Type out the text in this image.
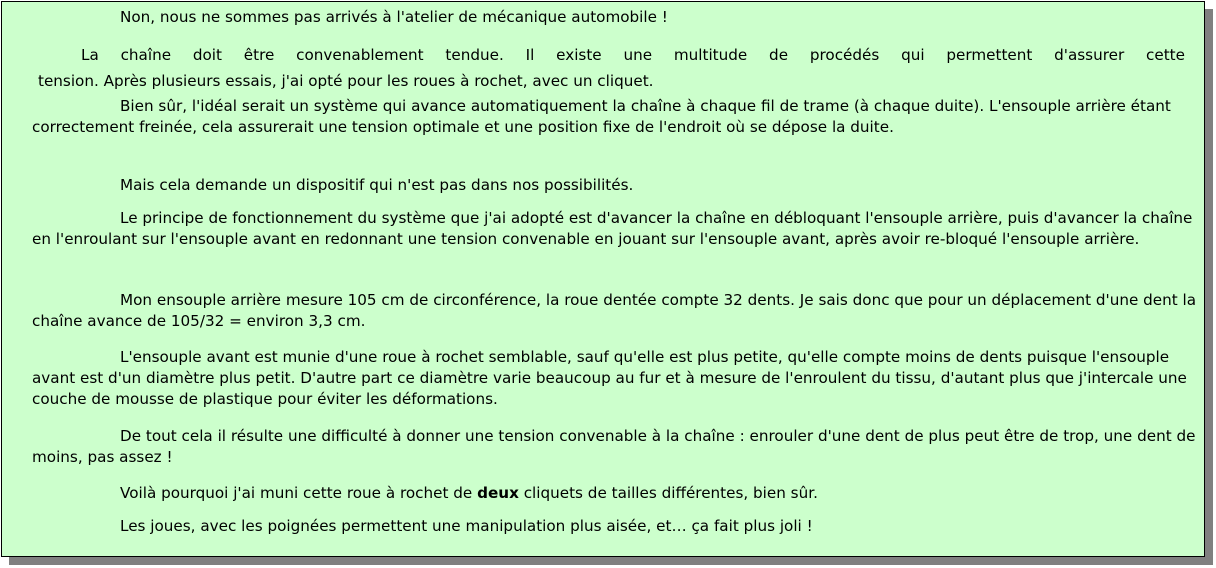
Non, nous ne sommes pas arrivés à l'atelier de mécanique automobile !

La chaîne doit être convenablement tendue. Il existe une multitude de procédés qui permettent d'assurer cette

tension. Après plusieurs essais, j'ai opté pour les roues à rochet, avec un cliquet.

Bien sûr, l'idéal serait un système qui avance automatiquement la chaîne à chaque fil de trame (à chaque duite). L'ensouple arrière étant correctement freinée, cela assurerait une tension optimale et une position fixe de l'endroit où se dépose la duite.

Mais cela demande un dispositif qui n'est pas dans nos possibilités.

Le principe de fonctionnement du système que j'ai adopté est d'avancer la chaîne en débloquant l'ensouple arrière, puis d'avancer la chaîne en l'enroulant sur l'ensouple avant en redonnant une tension convenable en jouant sur l'ensouple avant, après avoir re-bloqué l'ensouple arrière.

Mon ensouple arrière mesure 105 cm de circonférence, la roue dentée compte 32 dents. Je sais donc que pour un déplacement d'une dent la chaîne avance de 105/32 = environ 3,3 cm.

L'ensouple avant est munie d'une roue à rochet semblable, sauf qu'elle est plus petite, qu'elle compte moins de dents puisque l'ensouple avant est d'un diamètre plus petit. D'autre part ce diamètre varie beaucoup au fur et à mesure de l'enroulent du tissu, d'autant plus que j'intercale une couche de mousse de plastique pour éviter les déformations.

De tout cela il résulte une difficulté à donner une tension convenable à la chaîne : enrouler d'une dent de plus peut être de trop, une dent de moins, pas assez !

Voilà pourquoi j'ai muni cette roue à rochet de deux cliquets de tailles différentes, bien sûr.

Les joues, avec les poignées permettent une manipulation plus aisée, et… ça fait plus joli !
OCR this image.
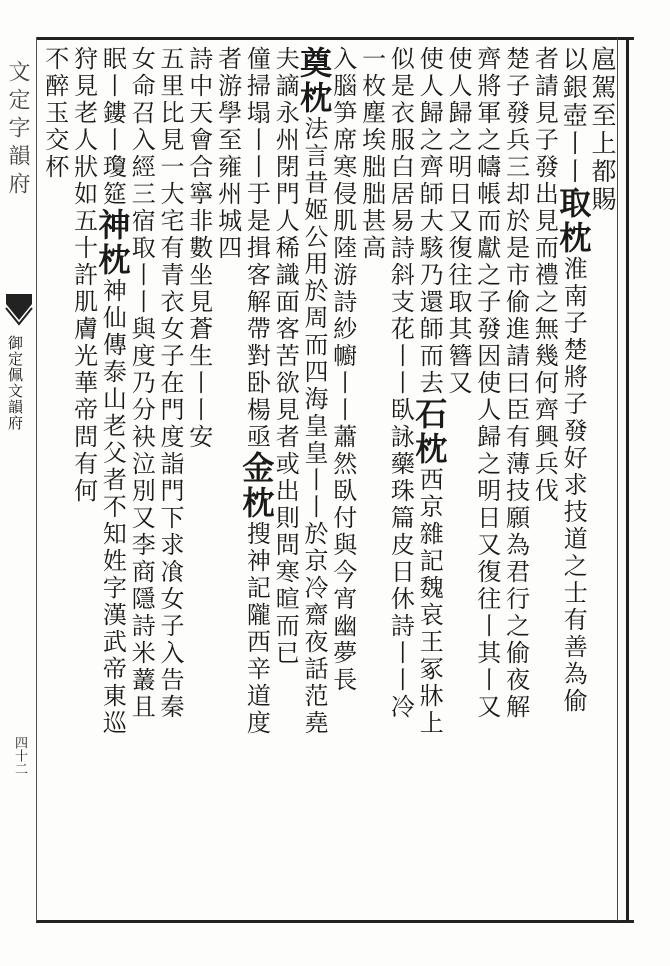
文定字韻府
御定佩文韻府
四十二
扈駕至上都賜
以銀壺丨丨取枕淮南子楚將子發好求技道之士有善為偷
者請見子發出見而禮之無幾何齊興兵伐
楚子發兵三却於是市偷進請曰臣有薄技願為君行之偷夜解
齊將軍之幬帳而獻之子發因使人歸之明日又復往丨其丨又
使人歸之明日又復往取其簪又
使人歸之齊師大駭乃還師而去石枕西京雜記魏哀王冢牀上
似是衣服白居易詩斜支花丨丨臥詠藥珠篇皮日休詩丨丨冷
一枚塵埃朏朏甚高
入腦笋席寒侵肌陸游詩紗幮丨丨蕭然臥付與今宵幽夢長
奠枕法言昔姬公用於周而四海皇皇丨丨於京冷齋夜話范堯
夫謫永州閉門人稀識面客苦欲見者或出則問寒暄而已
僮掃塌丨丨于是揖客解帶對卧楊亟金枕搜神記隴西辛道度
者游學至雍州城四
詩中天會合寧非數坐見蒼生丨丨安
五里比見一大宅有青衣女子在門度詣門下求飡女子入告秦
女命召入經三宿取丨丨與度乃分袂泣別又李商隱詩米䕺且
眠丨鏤丨瓊筵神枕神仙傳泰山老父者不知姓字漢武帝東巡
狩見老人狀如五十許肌膚光華帝問有何
不醉玉交杯
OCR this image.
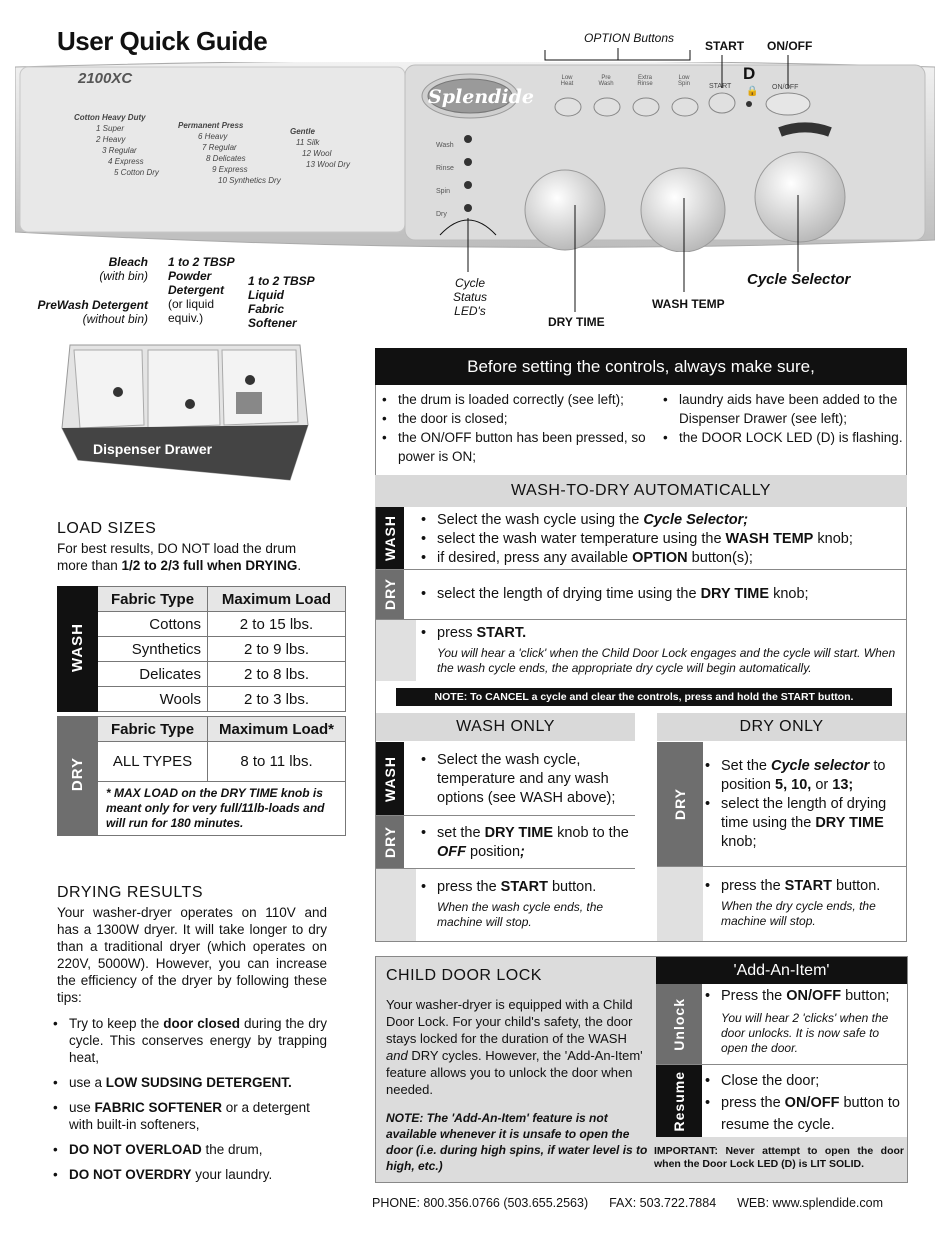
User Quick Guide
2100XC
Splendide
Cotton Heavy Duty
1 Super
2 Heavy
3 Regular
4 Express
5 Cotton Dry
Permanent Press
6 Heavy
7 Regular
8 Delicates
9 Express
10 Synthetics Dry
Gentle
11 Silk
12 Wool
13 Wool Dry
Wash
Rinse
Spin
Dry
Low Heat
Pre Wash
Extra Rinse
Low Spin	START	ON/OFF
OPTION Buttons
START ON/OFF
D
🔒
Cycle
Status
LED's
DRY TIME
WASH TEMP
Cycle Selector
Bleach
(with bin)
PreWash Detergent
(without bin)
1 to 2 TBSP
Powder
Detergent
(or liquid
equiv.)
1 to 2 TBSP
Liquid
Fabric
Softener
Dispenser Drawer
LOAD SIZES
For best results, DO NOT load the drum more than 1/2 to 2/3 full when DRYING.
WASH	Fabric Type	Maximum Load
	Cottons	2 to 15 lbs.
	Synthetics	2 to 9 lbs.
	Delicates	2 to 8 lbs.
	Wools	2 to 3 lbs.
DRY	Fabric Type	Maximum Load*
	ALL TYPES	8 to 11 lbs.
	* MAX LOAD on the DRY TIME knob is meant only for very full/11lb-loads and will run for 180 minutes.	
DRYING RESULTS
Your washer-dryer operates on 110V and has a 1300W dryer. It will take longer to dry than a traditional dryer (which operates on 220V, 5000W). However, you can increase the efficiency of the dryer by following these tips:
• Try to keep the door closed during the dry cycle. This conserves energy by trapping heat,
• use a LOW SUDSING DETERGENT.
• use FABRIC SOFTENER or a detergent with built-in softeners,
• DO NOT OVERLOAD the drum,
• DO NOT OVERDRY your laundry.
Before setting the controls, always make sure,
• the drum is loaded correctly (see left);
• the door is closed;
• the ON/OFF button has been pressed, so power is ON;
• laundry aids have been added to the Dispenser Drawer (see left);
• the DOOR LOCK LED (D) is flashing.
WASH-TO-DRY AUTOMATICALLY
WASH	• Select the wash cycle using the Cycle Selector;
• select the wash water temperature using the WASH TEMP knob;
• if desired, press any available OPTION button(s);
DRY	• select the length of drying time using the DRY TIME knob;
• press START.
You will hear a 'click' when the Child Door Lock engages and the cycle will start. When the wash cycle ends, the appropriate dry cycle will begin automatically.
NOTE: To CANCEL a cycle and clear the controls, press and hold the START button.
WASH ONLY
WASH	• Select the wash cycle, temperature and any wash options (see WASH above);
DRY	• set the DRY TIME knob to the OFF position;
• press the START button.
When the wash cycle ends, the machine will stop.
DRY ONLY
DRY
• Set the Cycle selector to position 5, 10, or 13;
• select the length of drying time using the DRY TIME knob;
• press the START button.
When the dry cycle ends, the machine will stop.
CHILD DOOR LOCK
Your washer-dryer is equipped with a Child Door Lock. For your child's safety, the door stays locked for the duration of the WASH and DRY cycles. However, the 'Add-An-Item' feature allows you to unlock the door when needed.
NOTE: The 'Add-An-Item' feature is not available whenever it is unsafe to open the door (i.e. during high spins, if water level is to high, etc.)
'Add-An-Item'
Unlock
• Press the ON/OFF button;
You will hear 2 'clicks' when the door unlocks. It is now safe to open the door.
Resume	• Close the door;
• press the ON/OFF button to resume the cycle.
IMPORTANT: Never attempt to open the door when the Door Lock LED (D) is LIT SOLID.
PHONE: 800.356.0766 (503.655.2563) FAX: 503.722.7884 WEB: www.splendide.com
====
Without the pictures, retype the whole of the material above exactly.

Type out the text in this image.
Non, nous ne sommes pas arrivés à l'atelier de mécanique automobile !

La chaîne doit être convenablement tendue. Il existe une multitude de procédés qui permettent d'assurer cette

tension. Après plusieurs essais, j'ai opté pour les roues à rochet, avec un cliquet.

Bien sûr, l'idéal serait un système qui avance automatiquement la chaîne à chaque fil de trame (à chaque duite). L'ensouple arrière étant correctement freinée, cela assurerait une tension optimale et une position fixe de l'endroit où se dépose la duite.

Mais cela demande un dispositif qui n'est pas dans nos possibilités.

Le principe de fonctionnement du système que j'ai adopté est d'avancer la chaîne en débloquant l'ensouple arrière, puis d'avancer la chaîne en l'enroulant sur l'ensouple avant en redonnant une tension convenable en jouant sur l'ensouple avant, après avoir re-bloqué l'ensouple arrière.

Mon ensouple arrière mesure 105 cm de circonférence, la roue dentée compte 32 dents. Je sais donc que pour un déplacement d'une dent la chaîne avance de 105/32 = environ 3,3 cm.

L'ensouple avant est munie d'une roue à rochet semblable, sauf qu'elle est plus petite, qu'elle compte moins de dents puisque l'ensouple avant est d'un diamètre plus petit. D'autre part ce diamètre varie beaucoup au fur et à mesure de l'enroulent du tissu, d'autant plus que j'intercale une couche de mousse de plastique pour éviter les déformations.

De tout cela il résulte une difficulté à donner une tension convenable à la chaîne : enrouler d'une dent de plus peut être de trop, une dent de moins, pas assez !

Voilà pourquoi j'ai muni cette roue à rochet de deux cliquets de tailles différentes, bien sûr.

Les joues, avec les poignées permettent une manipulation plus aisée, et… ça fait plus joli !
OCR this image.
文定字韻府
御定佩文韻府
四十二
扈駕至上都賜
以銀壺丨丨取枕淮南子楚將子發好求技道之士有善為偷
者請見子發出見而禮之無幾何齊興兵伐
楚子發兵三却於是市偷進請曰臣有薄技願為君行之偷夜解
齊將軍之幬帳而獻之子發因使人歸之明日又復往丨其丨又
使人歸之明日又復往取其簪又
使人歸之齊師大駭乃還師而去石枕西京雜記魏哀王冢牀上
似是衣服白居易詩斜支花丨丨臥詠藥珠篇皮日休詩丨丨冷
一枚塵埃朏朏甚高
入腦笋席寒侵肌陸游詩紗幮丨丨蕭然臥付與今宵幽夢長
奠枕法言昔姬公用於周而四海皇皇丨丨於京冷齋夜話范堯
夫謫永州閉門人稀識面客苦欲見者或出則問寒暄而已
僮掃塌丨丨于是揖客解帶對卧楊亟金枕搜神記隴西辛道度
者游學至雍州城四
詩中天會合寧非數坐見蒼生丨丨安
五里比見一大宅有青衣女子在門度詣門下求飡女子入告秦
女命召入經三宿取丨丨與度乃分袂泣別又李商隱詩米䕺且
眠丨鏤丨瓊筵神枕神仙傳泰山老父者不知姓字漢武帝東巡
狩見老人狀如五十許肌膚光華帝問有何
不醉玉交杯
OCR this image.
User Quick Guide
2100XC
Splendide
Cotton Heavy Duty
1 Super
2 Heavy
3 Regular
4 Express
5 Cotton Dry
Permanent Press
6 Heavy
7 Regular
8 Delicates
9 Express
10 Synthetics Dry
Gentle
11 Silk
12 Wool
13 Wool Dry
Wash
Rinse
Spin
Dry
Low Heat
Pre Wash
Extra Rinse
Low Spin	START	ON/OFF
OPTION Buttons
START ON/OFF
D
🔒
Cycle
Status
LED's
DRY TIME
WASH TEMP
Cycle Selector
Bleach
(with bin)
PreWash Detergent
(without bin)
1 to 2 TBSP
Powder
Detergent
(or liquid
equiv.)
1 to 2 TBSP
Liquid
Fabric
Softener
Dispenser Drawer
LOAD SIZES
For best results, DO NOT load the drum more than 1/2 to 2/3 full when DRYING.
WASH	Fabric Type	Maximum Load
	Cottons	2 to 15 lbs.
	Synthetics	2 to 9 lbs.
	Delicates	2 to 8 lbs.
	Wools	2 to 3 lbs.
DRY	Fabric Type	Maximum Load*
	ALL TYPES	8 to 11 lbs.
	* MAX LOAD on the DRY TIME knob is meant only for very full/11lb-loads and will run for 180 minutes.	
DRYING RESULTS
Your washer-dryer operates on 110V and has a 1300W dryer. It will take longer to dry than a traditional dryer (which operates on 220V, 5000W). However, you can increase the efficiency of the dryer by following these tips:
• Try to keep the door closed during the dry cycle. This conserves energy by trapping heat,
• use a LOW SUDSING DETERGENT.
• use FABRIC SOFTENER or a detergent with built-in softeners,
• DO NOT OVERLOAD the drum,
• DO NOT OVERDRY your laundry.
Before setting the controls, always make sure,
• the drum is loaded correctly (see left);
• the door is closed;
• the ON/OFF button has been pressed, so power is ON;
• laundry aids have been added to the Dispenser Drawer (see left);
• the DOOR LOCK LED (D) is flashing.
WASH-TO-DRY AUTOMATICALLY
WASH	• Select the wash cycle using the Cycle Selector;
• select the wash water temperature using the WASH TEMP knob;
• if desired, press any available OPTION button(s);
DRY	• select the length of drying time using the DRY TIME knob;
• press START.
You will hear a 'click' when the Child Door Lock engages and the cycle will start. When the wash cycle ends, the appropriate dry cycle will begin automatically.
NOTE: To CANCEL a cycle and clear the controls, press and hold the START button.
WASH ONLY
WASH	• Select the wash cycle, temperature and any wash options (see WASH above);
DRY	• set the DRY TIME knob to the OFF position;
• press the START button.
When the wash cycle ends, the machine will stop.
DRY ONLY
DRY
• Set the Cycle selector to position 5, 10, or 13;
• select the length of drying time using the DRY TIME knob;
• press the START button.
When the dry cycle ends, the machine will stop.
CHILD DOOR LOCK
Your washer-dryer is equipped with a Child Door Lock. For your child's safety, the door stays locked for the duration of the WASH and DRY cycles. However, the 'Add-An-Item' feature allows you to unlock the door when needed.
NOTE: The 'Add-An-Item' feature is not available whenever it is unsafe to open the door (i.e. during high spins, if water level is to high, etc.)
'Add-An-Item'
Unlock
• Press the ON/OFF button;
You will hear 2 'clicks' when the door unlocks. It is now safe to open the door.
Resume	• Close the door;
• press the ON/OFF button to resume the cycle.
IMPORTANT: Never attempt to open the door when the Door Lock LED (D) is LIT SOLID.
PHONE: 800.356.0766 (503.655.2563) FAX: 503.722.7884 WEB: www.splendide.com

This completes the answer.